→ AIM: Each entry below is to be extracted exactly.

→ TASK INPUT:
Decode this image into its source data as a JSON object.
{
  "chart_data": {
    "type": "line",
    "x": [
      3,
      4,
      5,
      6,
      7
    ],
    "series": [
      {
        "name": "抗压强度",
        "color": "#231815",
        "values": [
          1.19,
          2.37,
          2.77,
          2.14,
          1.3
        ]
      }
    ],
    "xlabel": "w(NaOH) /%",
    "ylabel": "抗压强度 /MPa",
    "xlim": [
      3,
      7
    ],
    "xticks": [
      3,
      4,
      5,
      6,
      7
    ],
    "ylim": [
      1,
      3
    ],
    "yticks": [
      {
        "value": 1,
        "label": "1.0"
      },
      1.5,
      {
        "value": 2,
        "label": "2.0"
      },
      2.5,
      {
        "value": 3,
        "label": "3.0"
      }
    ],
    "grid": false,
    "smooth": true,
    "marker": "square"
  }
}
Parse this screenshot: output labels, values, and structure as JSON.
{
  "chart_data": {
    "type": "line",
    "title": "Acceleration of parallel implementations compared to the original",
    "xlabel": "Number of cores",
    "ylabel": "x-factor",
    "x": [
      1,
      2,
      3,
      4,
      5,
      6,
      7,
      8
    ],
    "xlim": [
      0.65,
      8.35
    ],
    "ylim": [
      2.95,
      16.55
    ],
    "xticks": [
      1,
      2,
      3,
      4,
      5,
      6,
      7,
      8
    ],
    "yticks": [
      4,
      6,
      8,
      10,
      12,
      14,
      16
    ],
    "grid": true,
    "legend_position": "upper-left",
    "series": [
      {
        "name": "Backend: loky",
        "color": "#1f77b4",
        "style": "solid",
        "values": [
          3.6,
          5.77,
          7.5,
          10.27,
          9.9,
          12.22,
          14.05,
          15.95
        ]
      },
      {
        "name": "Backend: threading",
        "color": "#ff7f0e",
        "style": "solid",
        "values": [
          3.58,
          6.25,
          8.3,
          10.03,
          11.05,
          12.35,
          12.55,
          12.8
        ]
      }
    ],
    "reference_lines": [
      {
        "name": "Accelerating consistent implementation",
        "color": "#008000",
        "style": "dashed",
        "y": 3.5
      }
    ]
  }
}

→ FINISHED EXERCISE:
Decode this image into its source data as a JSON object.
{
  "chart_data": {
    "type": "line",
    "x": [
      3,
      4,
      5,
      6,
      7
    ],
    "series": [
      {
        "name": "抗压强度",
        "color": "#231815",
        "values": [
          1.19,
          2.37,
          2.77,
          2.14,
          1.3
        ]
      }
    ],
    "xlabel": "w(NaOH) /%",
    "ylabel": "抗压强度 /MPa",
    "xlim": [
      3,
      7
    ],
    "xticks": [
      3,
      4,
      5,
      6,
      7
    ],
    "ylim": [
      1,
      3
    ],
    "yticks": [
      {
        "value": 1,
        "label": "1.0"
      },
      1.5,
      {
        "value": 2,
        "label": "2.0"
      },
      2.5,
      {
        "value": 3,
        "label": "3.0"
      }
    ],
    "grid": false,
    "smooth": true,
    "marker": "square"
  }
}
Parse this screenshot: output labels, values, and structure as JSON.
{
  "chart_data": {
    "type": "line",
    "title": "Acceleration of parallel implementations compared to the original",
    "xlabel": "Number of cores",
    "ylabel": "x-factor",
    "x": [
      1,
      2,
      3,
      4,
      5,
      6,
      7,
      8
    ],
    "xlim": [
      0.65,
      8.35
    ],
    "ylim": [
      2.95,
      16.55
    ],
    "xticks": [
      1,
      2,
      3,
      4,
      5,
      6,
      7,
      8
    ],
    "yticks": [
      4,
      6,
      8,
      10,
      12,
      14,
      16
    ],
    "grid": true,
    "legend_position": "upper-left",
    "series": [
      {
        "name": "Backend: loky",
        "color": "#1f77b4",
        "style": "solid",
        "values": [
          3.6,
          5.77,
          7.5,
          10.27,
          9.9,
          12.22,
          14.05,
          15.95
        ]
      },
      {
        "name": "Backend: threading",
        "color": "#ff7f0e",
        "style": "solid",
        "values": [
          3.58,
          6.25,
          8.3,
          10.03,
          11.05,
          12.35,
          12.55,
          12.8
        ]
      }
    ],
    "reference_lines": [
      {
        "name": "Accelerating consistent implementation",
        "color": "#008000",
        "style": "dashed",
        "y": 3.5
      }
    ]
  }
}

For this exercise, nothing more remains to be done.